> **What to do**: Reproduce the material word for word; the images stay out.
━━ Recorded data
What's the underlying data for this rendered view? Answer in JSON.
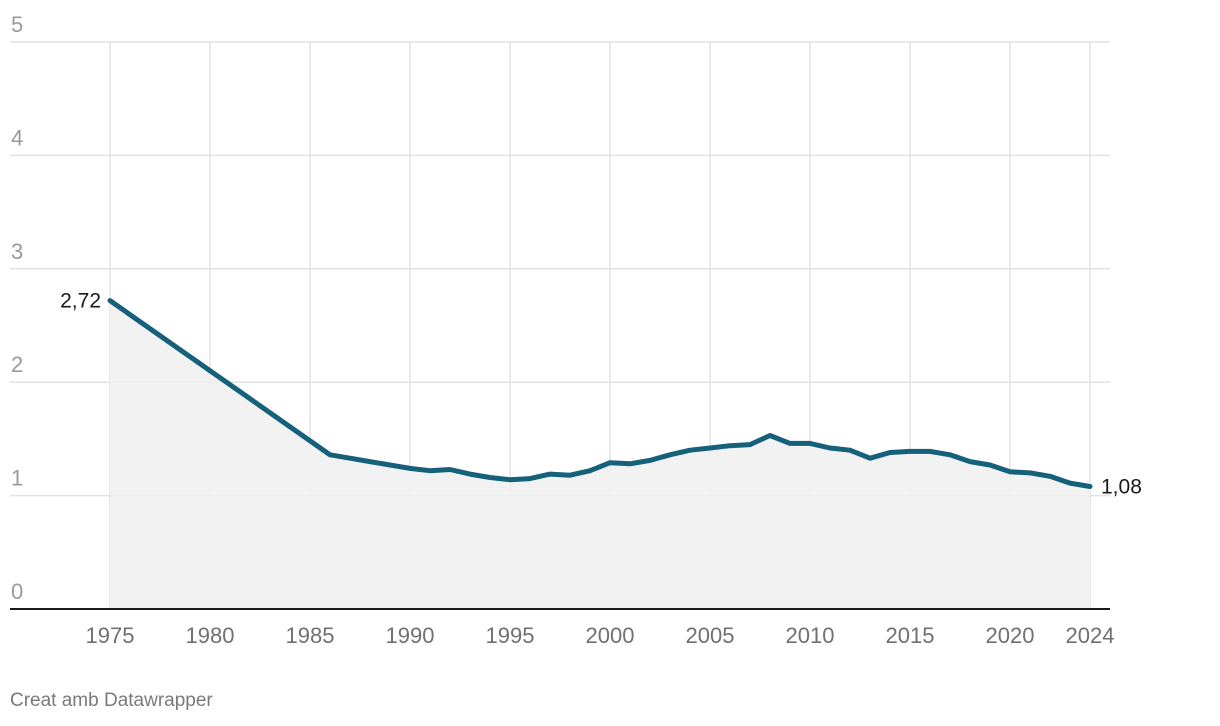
{
  "chart_data": {
    "type": "area",
    "x": [
      1975,
      1986,
      1987,
      1988,
      1989,
      1990,
      1991,
      1992,
      1993,
      1994,
      1995,
      1996,
      1997,
      1998,
      1999,
      2000,
      2001,
      2002,
      2003,
      2004,
      2005,
      2006,
      2007,
      2008,
      2009,
      2010,
      2011,
      2012,
      2013,
      2014,
      2015,
      2016,
      2017,
      2018,
      2019,
      2020,
      2021,
      2022,
      2023,
      2024
    ],
    "y": [
      2.72,
      1.36,
      1.33,
      1.3,
      1.27,
      1.24,
      1.22,
      1.23,
      1.19,
      1.16,
      1.14,
      1.15,
      1.19,
      1.18,
      1.22,
      1.29,
      1.28,
      1.31,
      1.36,
      1.4,
      1.42,
      1.44,
      1.45,
      1.53,
      1.46,
      1.46,
      1.42,
      1.4,
      1.33,
      1.38,
      1.39,
      1.39,
      1.36,
      1.3,
      1.27,
      1.21,
      1.2,
      1.17,
      1.11,
      1.08
    ],
    "yticks": [
      0,
      1,
      2,
      3,
      4,
      5
    ],
    "xticks": [
      1975,
      1980,
      1985,
      1990,
      1995,
      2000,
      2005,
      2010,
      2015,
      2020,
      2024
    ],
    "ylim": [
      0,
      5
    ],
    "xlim": [
      1975,
      2024
    ],
    "grid": true,
    "line_color": "#15607a",
    "fill_color": "#f1f1f1",
    "data_labels": [
      {
        "x": 1975,
        "text": "2,72"
      },
      {
        "x": 2024,
        "text": "1,08"
      }
    ]
  },
  "credit": "Creat amb Datawrapper"
}
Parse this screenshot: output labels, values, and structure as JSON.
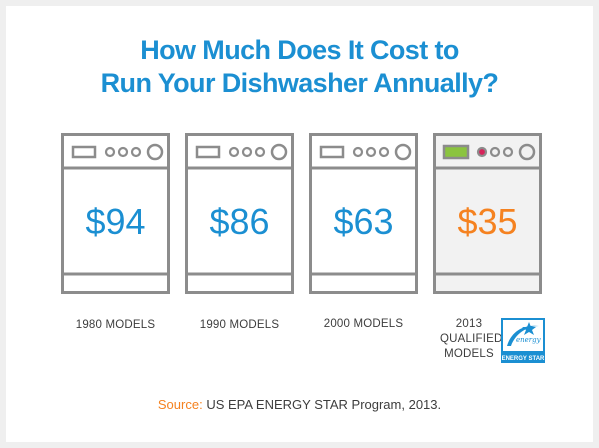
{
  "title_line1": "How Much Does It Cost to",
  "title_line2": "Run Your Dishwasher Annually?",
  "chart_data": {
    "type": "bar",
    "title": "How Much Does It Cost to Run Your Dishwasher Annually?",
    "categories": [
      "1980 MODELS",
      "1990 MODELS",
      "2000 MODELS",
      "2013 QUALIFIED MODELS"
    ],
    "values": [
      94,
      86,
      63,
      35
    ],
    "value_labels": [
      "$94",
      "$86",
      "$63",
      "$35"
    ],
    "unit": "$",
    "xlabel": "",
    "ylabel": ""
  },
  "label_2013": [
    "2013",
    "QUALIFIED",
    "MODELS"
  ],
  "energy_star_logo_text": "ENERGY STAR",
  "source_key": "Source:",
  "source_value": "US EPA ENERGY STAR Program, 2013.",
  "colors": {
    "title": "#1b8fd2",
    "price_old": "#1b8fd2",
    "price_new": "#f58220",
    "outline": "#8c8c8c",
    "panel_new": "#f2f2f2",
    "display_green": "#8bc43f",
    "button_red": "#d6235a"
  },
  "icons": [
    "dishwasher-icon",
    "energy-star-logo"
  ]
}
━━━━
> **Response**:
What's the underlying data for this rendered view? Answer in JSON.
{
  "chart_data": {
    "type": "area",
    "x": [
      1975,
      1986,
      1987,
      1988,
      1989,
      1990,
      1991,
      1992,
      1993,
      1994,
      1995,
      1996,
      1997,
      1998,
      1999,
      2000,
      2001,
      2002,
      2003,
      2004,
      2005,
      2006,
      2007,
      2008,
      2009,
      2010,
      2011,
      2012,
      2013,
      2014,
      2015,
      2016,
      2017,
      2018,
      2019,
      2020,
      2021,
      2022,
      2023,
      2024
    ],
    "y": [
      2.72,
      1.36,
      1.33,
      1.3,
      1.27,
      1.24,
      1.22,
      1.23,
      1.19,
      1.16,
      1.14,
      1.15,
      1.19,
      1.18,
      1.22,
      1.29,
      1.28,
      1.31,
      1.36,
      1.4,
      1.42,
      1.44,
      1.45,
      1.53,
      1.46,
      1.46,
      1.42,
      1.4,
      1.33,
      1.38,
      1.39,
      1.39,
      1.36,
      1.3,
      1.27,
      1.21,
      1.2,
      1.17,
      1.11,
      1.08
    ],
    "yticks": [
      0,
      1,
      2,
      3,
      4,
      5
    ],
    "xticks": [
      1975,
      1980,
      1985,
      1990,
      1995,
      2000,
      2005,
      2010,
      2015,
      2020,
      2024
    ],
    "ylim": [
      0,
      5
    ],
    "xlim": [
      1975,
      2024
    ],
    "grid": true,
    "line_color": "#15607a",
    "fill_color": "#f1f1f1",
    "data_labels": [
      {
        "x": 1975,
        "text": "2,72"
      },
      {
        "x": 2024,
        "text": "1,08"
      }
    ]
  },
  "credit": "Creat amb Datawrapper"
}
Parse this screenshot: output labels, values, and structure as JSON.
{
  "title_line1": "How Much Does It Cost to",
  "title_line2": "Run Your Dishwasher Annually?",
  "chart_data": {
    "type": "bar",
    "title": "How Much Does It Cost to Run Your Dishwasher Annually?",
    "categories": [
      "1980 MODELS",
      "1990 MODELS",
      "2000 MODELS",
      "2013 QUALIFIED MODELS"
    ],
    "values": [
      94,
      86,
      63,
      35
    ],
    "value_labels": [
      "$94",
      "$86",
      "$63",
      "$35"
    ],
    "unit": "$",
    "xlabel": "",
    "ylabel": ""
  },
  "label_2013": [
    "2013",
    "QUALIFIED",
    "MODELS"
  ],
  "energy_star_logo_text": "ENERGY STAR",
  "source_key": "Source:",
  "source_value": "US EPA ENERGY STAR Program, 2013.",
  "colors": {
    "title": "#1b8fd2",
    "price_old": "#1b8fd2",
    "price_new": "#f58220",
    "outline": "#8c8c8c",
    "panel_new": "#f2f2f2",
    "display_green": "#8bc43f",
    "button_red": "#d6235a"
  },
  "icons": [
    "dishwasher-icon",
    "energy-star-logo"
  ]
}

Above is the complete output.